▸ Directions
Quote every line of the data below as it stands, omitting pictures.

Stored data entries

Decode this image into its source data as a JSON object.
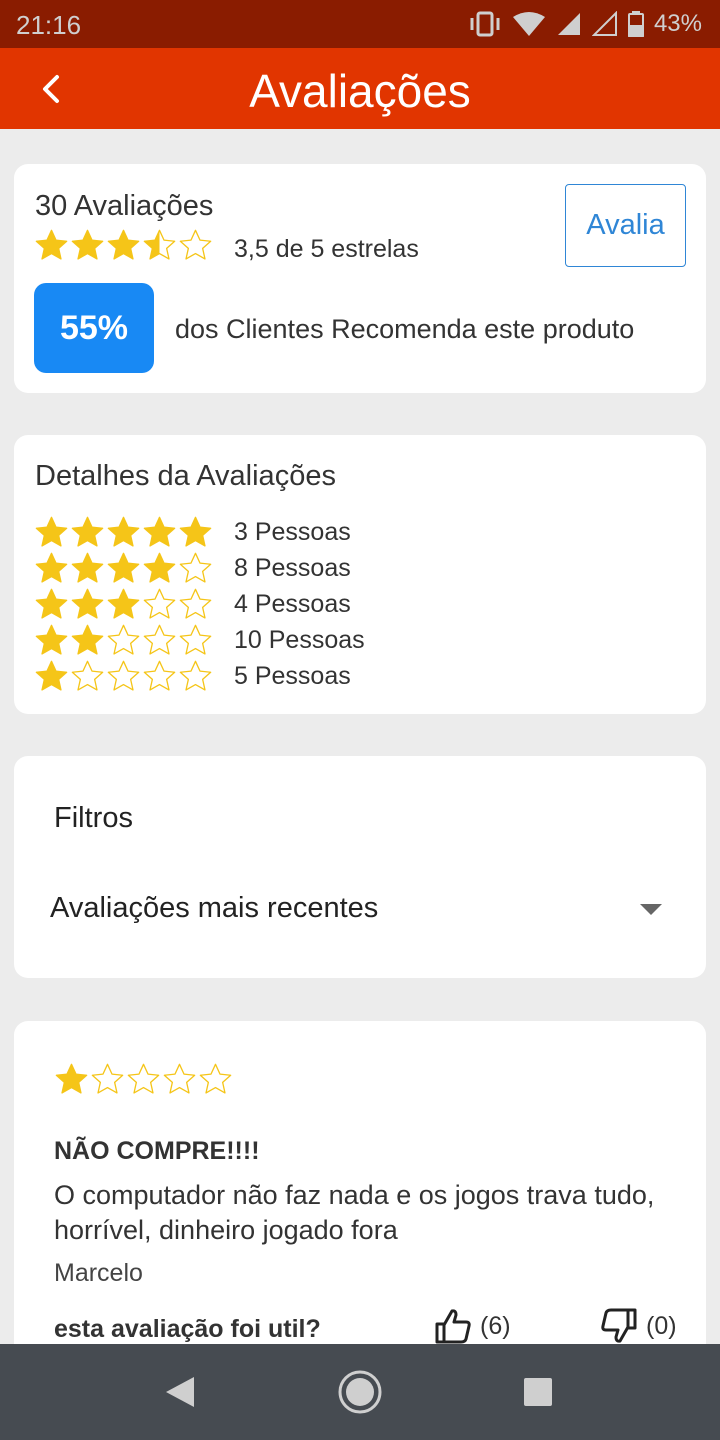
{
  "status_bar": {
    "time": "21:16",
    "battery": "43%"
  },
  "app_bar": {
    "title": "Avaliações",
    "back_icon": "back-chevron-icon"
  },
  "summary": {
    "count_label": "30 Avaliações",
    "rating_value": 3.5,
    "rating_text": "3,5 de 5 estrelas",
    "rate_button": "Avalia",
    "recommend_percent": "55%",
    "recommend_text": "dos Clientes Recomenda este produto"
  },
  "details": {
    "title": "Detalhes da Avaliações",
    "rows": [
      {
        "stars": 5,
        "count": "3 Pessoas"
      },
      {
        "stars": 4,
        "count": "8 Pessoas"
      },
      {
        "stars": 3,
        "count": "4 Pessoas"
      },
      {
        "stars": 2,
        "count": "10 Pessoas"
      },
      {
        "stars": 1,
        "count": "5 Pessoas"
      }
    ]
  },
  "filters": {
    "label": "Filtros",
    "selected": "Avaliações mais recentes"
  },
  "review": {
    "stars": 1,
    "title": "NÃO COMPRE!!!!",
    "body": "O computador não faz nada e os jogos trava tudo, horrível, dinheiro jogado fora",
    "author": "Marcelo",
    "helpful_question": "esta avaliação foi util?",
    "up_count": "(6)",
    "down_count": "(0)"
  },
  "colors": {
    "status_bar": "#8a1c00",
    "app_bar": "#e13500",
    "star": "#f5c518",
    "badge": "#1889f4",
    "link": "#2f86d6",
    "nav_bar": "#464b51"
  }
}
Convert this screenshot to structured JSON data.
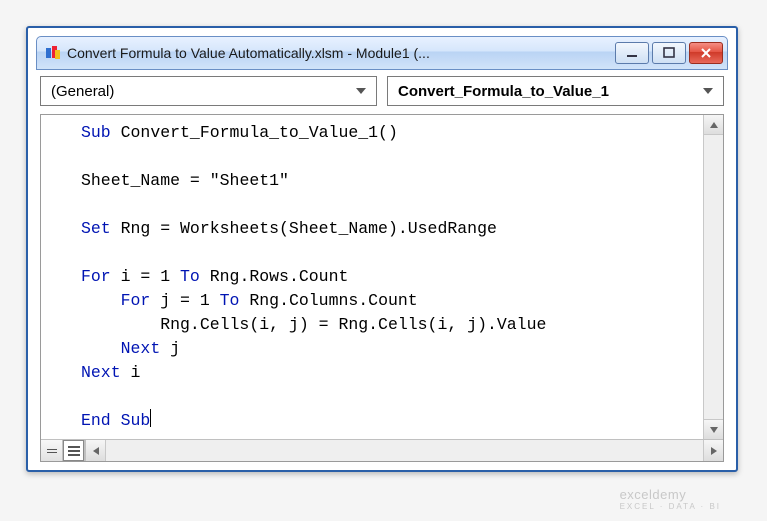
{
  "window": {
    "title": "Convert Formula to Value Automatically.xlsm - Module1 (..."
  },
  "dropdowns": {
    "object": "(General)",
    "procedure": "Convert_Formula_to_Value_1"
  },
  "code": {
    "lines": [
      {
        "tokens": [
          {
            "t": "Sub ",
            "k": true
          },
          {
            "t": "Convert_Formula_to_Value_1()",
            "k": false
          }
        ]
      },
      {
        "tokens": [
          {
            "t": "",
            "k": false
          }
        ]
      },
      {
        "tokens": [
          {
            "t": "Sheet_Name = ",
            "k": false
          },
          {
            "t": "\"Sheet1\"",
            "k": false
          }
        ]
      },
      {
        "tokens": [
          {
            "t": "",
            "k": false
          }
        ]
      },
      {
        "tokens": [
          {
            "t": "Set ",
            "k": true
          },
          {
            "t": "Rng = Worksheets(Sheet_Name).UsedRange",
            "k": false
          }
        ]
      },
      {
        "tokens": [
          {
            "t": "",
            "k": false
          }
        ]
      },
      {
        "tokens": [
          {
            "t": "For ",
            "k": true
          },
          {
            "t": "i = 1 ",
            "k": false
          },
          {
            "t": "To ",
            "k": true
          },
          {
            "t": "Rng.Rows.Count",
            "k": false
          }
        ]
      },
      {
        "tokens": [
          {
            "t": "    ",
            "k": false
          },
          {
            "t": "For ",
            "k": true
          },
          {
            "t": "j = 1 ",
            "k": false
          },
          {
            "t": "To ",
            "k": true
          },
          {
            "t": "Rng.Columns.Count",
            "k": false
          }
        ]
      },
      {
        "tokens": [
          {
            "t": "        Rng.Cells(i, j) = Rng.Cells(i, j).Value",
            "k": false
          }
        ]
      },
      {
        "tokens": [
          {
            "t": "    ",
            "k": false
          },
          {
            "t": "Next ",
            "k": true
          },
          {
            "t": "j",
            "k": false
          }
        ]
      },
      {
        "tokens": [
          {
            "t": "Next ",
            "k": true
          },
          {
            "t": "i",
            "k": false
          }
        ]
      },
      {
        "tokens": [
          {
            "t": "",
            "k": false
          }
        ]
      },
      {
        "tokens": [
          {
            "t": "End Sub",
            "k": true
          }
        ],
        "caret": true
      }
    ]
  },
  "watermark": {
    "main": "exceldemy",
    "sub": "EXCEL · DATA · BI"
  }
}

▸ The completed task
Decode this image into its source data as a JSON object.
{
  "status_bar": {
    "time": "21:16",
    "battery": "43%"
  },
  "app_bar": {
    "title": "Avaliações",
    "back_icon": "back-chevron-icon"
  },
  "summary": {
    "count_label": "30 Avaliações",
    "rating_value": 3.5,
    "rating_text": "3,5 de 5 estrelas",
    "rate_button": "Avalia",
    "recommend_percent": "55%",
    "recommend_text": "dos Clientes Recomenda este produto"
  },
  "details": {
    "title": "Detalhes da Avaliações",
    "rows": [
      {
        "stars": 5,
        "count": "3 Pessoas"
      },
      {
        "stars": 4,
        "count": "8 Pessoas"
      },
      {
        "stars": 3,
        "count": "4 Pessoas"
      },
      {
        "stars": 2,
        "count": "10 Pessoas"
      },
      {
        "stars": 1,
        "count": "5 Pessoas"
      }
    ]
  },
  "filters": {
    "label": "Filtros",
    "selected": "Avaliações mais recentes"
  },
  "review": {
    "stars": 1,
    "title": "NÃO COMPRE!!!!",
    "body": "O computador não faz nada e os jogos trava tudo, horrível, dinheiro jogado fora",
    "author": "Marcelo",
    "helpful_question": "esta avaliação foi util?",
    "up_count": "(6)",
    "down_count": "(0)"
  },
  "colors": {
    "status_bar": "#8a1c00",
    "app_bar": "#e13500",
    "star": "#f5c518",
    "badge": "#1889f4",
    "link": "#2f86d6",
    "nav_bar": "#464b51"
  }
}
Convert this screenshot to structured JSON data.
{
  "window": {
    "title": "Convert Formula to Value Automatically.xlsm - Module1 (..."
  },
  "dropdowns": {
    "object": "(General)",
    "procedure": "Convert_Formula_to_Value_1"
  },
  "code": {
    "lines": [
      {
        "tokens": [
          {
            "t": "Sub ",
            "k": true
          },
          {
            "t": "Convert_Formula_to_Value_1()",
            "k": false
          }
        ]
      },
      {
        "tokens": [
          {
            "t": "",
            "k": false
          }
        ]
      },
      {
        "tokens": [
          {
            "t": "Sheet_Name = ",
            "k": false
          },
          {
            "t": "\"Sheet1\"",
            "k": false
          }
        ]
      },
      {
        "tokens": [
          {
            "t": "",
            "k": false
          }
        ]
      },
      {
        "tokens": [
          {
            "t": "Set ",
            "k": true
          },
          {
            "t": "Rng = Worksheets(Sheet_Name).UsedRange",
            "k": false
          }
        ]
      },
      {
        "tokens": [
          {
            "t": "",
            "k": false
          }
        ]
      },
      {
        "tokens": [
          {
            "t": "For ",
            "k": true
          },
          {
            "t": "i = 1 ",
            "k": false
          },
          {
            "t": "To ",
            "k": true
          },
          {
            "t": "Rng.Rows.Count",
            "k": false
          }
        ]
      },
      {
        "tokens": [
          {
            "t": "    ",
            "k": false
          },
          {
            "t": "For ",
            "k": true
          },
          {
            "t": "j = 1 ",
            "k": false
          },
          {
            "t": "To ",
            "k": true
          },
          {
            "t": "Rng.Columns.Count",
            "k": false
          }
        ]
      },
      {
        "tokens": [
          {
            "t": "        Rng.Cells(i, j) = Rng.Cells(i, j).Value",
            "k": false
          }
        ]
      },
      {
        "tokens": [
          {
            "t": "    ",
            "k": false
          },
          {
            "t": "Next ",
            "k": true
          },
          {
            "t": "j",
            "k": false
          }
        ]
      },
      {
        "tokens": [
          {
            "t": "Next ",
            "k": true
          },
          {
            "t": "i",
            "k": false
          }
        ]
      },
      {
        "tokens": [
          {
            "t": "",
            "k": false
          }
        ]
      },
      {
        "tokens": [
          {
            "t": "End Sub",
            "k": true
          }
        ],
        "caret": true
      }
    ]
  },
  "watermark": {
    "main": "exceldemy",
    "sub": "EXCEL · DATA · BI"
  }
}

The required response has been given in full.